(Data excerpts)
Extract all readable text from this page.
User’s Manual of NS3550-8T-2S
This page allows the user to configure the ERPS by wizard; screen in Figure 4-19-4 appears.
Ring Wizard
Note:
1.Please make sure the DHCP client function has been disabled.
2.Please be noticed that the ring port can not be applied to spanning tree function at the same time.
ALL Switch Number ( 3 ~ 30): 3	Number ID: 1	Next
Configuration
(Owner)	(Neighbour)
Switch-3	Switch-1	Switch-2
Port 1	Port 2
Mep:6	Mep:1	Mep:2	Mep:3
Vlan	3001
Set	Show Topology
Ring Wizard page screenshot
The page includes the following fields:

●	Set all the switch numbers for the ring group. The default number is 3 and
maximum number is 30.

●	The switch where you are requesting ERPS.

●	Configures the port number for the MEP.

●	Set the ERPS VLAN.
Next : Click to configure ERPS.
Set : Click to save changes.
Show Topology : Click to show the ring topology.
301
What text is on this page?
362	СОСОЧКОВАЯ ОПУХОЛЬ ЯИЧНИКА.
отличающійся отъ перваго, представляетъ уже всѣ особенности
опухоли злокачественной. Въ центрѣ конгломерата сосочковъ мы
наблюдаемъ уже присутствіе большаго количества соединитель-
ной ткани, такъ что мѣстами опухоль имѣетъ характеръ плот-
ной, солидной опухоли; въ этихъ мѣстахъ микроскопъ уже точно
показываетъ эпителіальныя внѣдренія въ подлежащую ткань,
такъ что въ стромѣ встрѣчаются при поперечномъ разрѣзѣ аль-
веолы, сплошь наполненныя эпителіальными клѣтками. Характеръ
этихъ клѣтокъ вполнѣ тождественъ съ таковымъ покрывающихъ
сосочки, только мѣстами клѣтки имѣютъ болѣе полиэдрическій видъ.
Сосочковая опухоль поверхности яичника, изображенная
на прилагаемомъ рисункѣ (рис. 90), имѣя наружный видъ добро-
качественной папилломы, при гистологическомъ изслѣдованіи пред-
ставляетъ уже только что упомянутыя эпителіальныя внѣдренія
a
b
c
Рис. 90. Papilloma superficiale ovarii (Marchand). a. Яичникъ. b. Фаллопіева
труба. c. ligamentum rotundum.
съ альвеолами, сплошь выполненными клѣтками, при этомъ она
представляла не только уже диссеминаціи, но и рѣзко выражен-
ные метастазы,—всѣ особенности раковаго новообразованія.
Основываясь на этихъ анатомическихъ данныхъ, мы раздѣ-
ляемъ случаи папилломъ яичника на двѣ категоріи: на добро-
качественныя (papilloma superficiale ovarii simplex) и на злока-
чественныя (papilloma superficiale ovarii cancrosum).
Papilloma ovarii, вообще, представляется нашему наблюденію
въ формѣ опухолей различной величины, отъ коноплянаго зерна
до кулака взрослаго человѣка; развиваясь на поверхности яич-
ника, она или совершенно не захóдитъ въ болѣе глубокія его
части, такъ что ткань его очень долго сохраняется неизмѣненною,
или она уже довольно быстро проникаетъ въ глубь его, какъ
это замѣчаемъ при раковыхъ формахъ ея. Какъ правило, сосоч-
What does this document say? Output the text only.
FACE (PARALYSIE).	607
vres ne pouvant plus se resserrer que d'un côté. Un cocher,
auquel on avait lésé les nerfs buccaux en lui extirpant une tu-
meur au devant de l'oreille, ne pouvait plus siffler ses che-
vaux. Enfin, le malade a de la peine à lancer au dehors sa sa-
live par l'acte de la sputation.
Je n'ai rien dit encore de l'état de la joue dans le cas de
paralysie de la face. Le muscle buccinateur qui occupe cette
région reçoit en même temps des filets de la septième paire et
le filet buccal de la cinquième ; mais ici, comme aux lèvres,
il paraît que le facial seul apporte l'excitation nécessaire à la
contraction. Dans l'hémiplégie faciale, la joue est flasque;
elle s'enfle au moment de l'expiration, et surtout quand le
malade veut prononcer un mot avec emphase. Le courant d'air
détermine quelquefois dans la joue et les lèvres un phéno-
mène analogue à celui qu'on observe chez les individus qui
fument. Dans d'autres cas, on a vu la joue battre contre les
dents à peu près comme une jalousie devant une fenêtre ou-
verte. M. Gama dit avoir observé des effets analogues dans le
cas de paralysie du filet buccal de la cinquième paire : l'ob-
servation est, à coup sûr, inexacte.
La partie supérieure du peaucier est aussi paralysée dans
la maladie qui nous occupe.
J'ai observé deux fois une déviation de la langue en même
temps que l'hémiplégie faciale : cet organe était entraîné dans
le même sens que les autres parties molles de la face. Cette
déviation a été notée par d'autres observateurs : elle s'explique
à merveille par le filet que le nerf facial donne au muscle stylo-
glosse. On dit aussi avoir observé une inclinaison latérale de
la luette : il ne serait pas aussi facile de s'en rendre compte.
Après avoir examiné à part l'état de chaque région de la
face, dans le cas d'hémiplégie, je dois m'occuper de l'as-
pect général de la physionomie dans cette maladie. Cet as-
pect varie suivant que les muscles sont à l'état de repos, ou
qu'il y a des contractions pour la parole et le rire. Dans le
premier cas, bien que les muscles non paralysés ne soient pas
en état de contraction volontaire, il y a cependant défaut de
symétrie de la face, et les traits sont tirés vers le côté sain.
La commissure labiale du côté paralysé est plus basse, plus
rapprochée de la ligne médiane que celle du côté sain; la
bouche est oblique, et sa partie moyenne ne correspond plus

§ Work required
Copy each line of the listing that holds the word "buccal".

§ Response
le filet buccal de la cinquième ; mais ici, comme aux lèvres,
cas de paralysie du filet buccal de la cinquième paire : l'ob-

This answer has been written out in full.